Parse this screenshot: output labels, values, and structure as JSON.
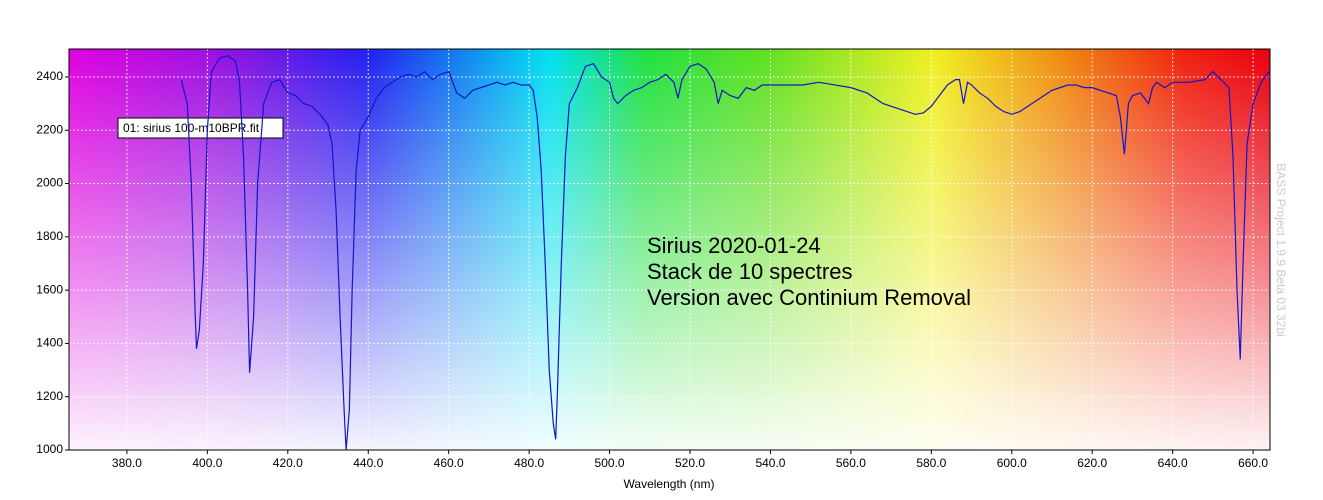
{
  "chart_data": {
    "type": "line",
    "xlabel": "Wavelength (nm)",
    "annotations": [
      "Sirius 2020-01-24",
      "Stack de 10 spectres",
      "Version avec Continium Removal"
    ],
    "watermark": "BASS Project 1.9.9 Beta 03 32bi",
    "grid": true,
    "xlim": [
      365.6,
      664.2
    ],
    "ylim": [
      1000,
      2505
    ],
    "xticks": [
      {
        "value": 380,
        "label": "380.0"
      },
      {
        "value": 400,
        "label": "400.0"
      },
      {
        "value": 420,
        "label": "420.0"
      },
      {
        "value": 440,
        "label": "440.0"
      },
      {
        "value": 460,
        "label": "460.0"
      },
      {
        "value": 480,
        "label": "480.0"
      },
      {
        "value": 500,
        "label": "500.0"
      },
      {
        "value": 520,
        "label": "520.0"
      },
      {
        "value": 540,
        "label": "540.0"
      },
      {
        "value": 560,
        "label": "560.0"
      },
      {
        "value": 580,
        "label": "580.0"
      },
      {
        "value": 600,
        "label": "600.0"
      },
      {
        "value": 620,
        "label": "620.0"
      },
      {
        "value": 640,
        "label": "640.0"
      },
      {
        "value": 660,
        "label": "660.0"
      }
    ],
    "yticks": [
      1000,
      1200,
      1400,
      1600,
      1800,
      2000,
      2200,
      2400
    ],
    "x": [
      393.5,
      395,
      396,
      397,
      397.3,
      398,
      399,
      400,
      401,
      403,
      405,
      407,
      408,
      409,
      410,
      410.5,
      411.5,
      412.5,
      414,
      416,
      418,
      420,
      422,
      424,
      426,
      428,
      430,
      431,
      432,
      433,
      434,
      434.5,
      435.3,
      436,
      437,
      438,
      440,
      442,
      444,
      446,
      448,
      450,
      452,
      454,
      456,
      458,
      460,
      462,
      464,
      466,
      468,
      470,
      472,
      474,
      476,
      478,
      480,
      481,
      482,
      483,
      484,
      485,
      486,
      486.6,
      487,
      488,
      489,
      490,
      492,
      494,
      496,
      498,
      500,
      501,
      502,
      504,
      506,
      508,
      510,
      512,
      514,
      516,
      517,
      518,
      520,
      522,
      524,
      526,
      527,
      528,
      530,
      532,
      534,
      536,
      538,
      540,
      544,
      548,
      552,
      556,
      560,
      564,
      568,
      572,
      576,
      578,
      580,
      582,
      584,
      586,
      587,
      588,
      589,
      590,
      592,
      594,
      596,
      598,
      600,
      602,
      604,
      606,
      608,
      610,
      612,
      614,
      616,
      618,
      620,
      622,
      624,
      626,
      627,
      628,
      629,
      630,
      632,
      634,
      635,
      636,
      638,
      640,
      644,
      648,
      650,
      652,
      654,
      655,
      656,
      656.8,
      657.5,
      658.5,
      660,
      662,
      664
    ],
    "series": [
      {
        "name": "01: sirius 100-m10BPR.fit",
        "color": "#1414c8",
        "values": [
          2390,
          2300,
          2000,
          1500,
          1380,
          1450,
          1700,
          2200,
          2420,
          2470,
          2480,
          2460,
          2380,
          2100,
          1600,
          1290,
          1500,
          2000,
          2300,
          2380,
          2390,
          2340,
          2330,
          2300,
          2290,
          2260,
          2220,
          2150,
          1900,
          1500,
          1150,
          1000,
          1150,
          1600,
          2050,
          2200,
          2250,
          2320,
          2360,
          2380,
          2400,
          2410,
          2400,
          2420,
          2390,
          2410,
          2420,
          2340,
          2320,
          2350,
          2360,
          2370,
          2380,
          2370,
          2380,
          2370,
          2370,
          2350,
          2250,
          2050,
          1700,
          1300,
          1100,
          1040,
          1200,
          1700,
          2100,
          2300,
          2360,
          2440,
          2450,
          2400,
          2380,
          2320,
          2300,
          2330,
          2350,
          2360,
          2380,
          2390,
          2410,
          2380,
          2320,
          2390,
          2440,
          2450,
          2430,
          2380,
          2300,
          2350,
          2330,
          2320,
          2360,
          2350,
          2370,
          2370,
          2370,
          2370,
          2380,
          2370,
          2360,
          2340,
          2300,
          2280,
          2260,
          2265,
          2290,
          2330,
          2370,
          2390,
          2390,
          2300,
          2380,
          2370,
          2340,
          2320,
          2290,
          2270,
          2260,
          2270,
          2290,
          2310,
          2330,
          2350,
          2360,
          2370,
          2370,
          2360,
          2360,
          2350,
          2340,
          2330,
          2250,
          2110,
          2300,
          2330,
          2340,
          2300,
          2360,
          2380,
          2360,
          2380,
          2380,
          2390,
          2420,
          2390,
          2360,
          2100,
          1600,
          1340,
          1700,
          2150,
          2300,
          2380,
          2420
        ]
      }
    ]
  }
}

__What to produce__.
Copy, from the material, each line that holds the string "values".

__Correct result__.
Parse this screenshot: output labels, values, and structure as JSON.
        "values": [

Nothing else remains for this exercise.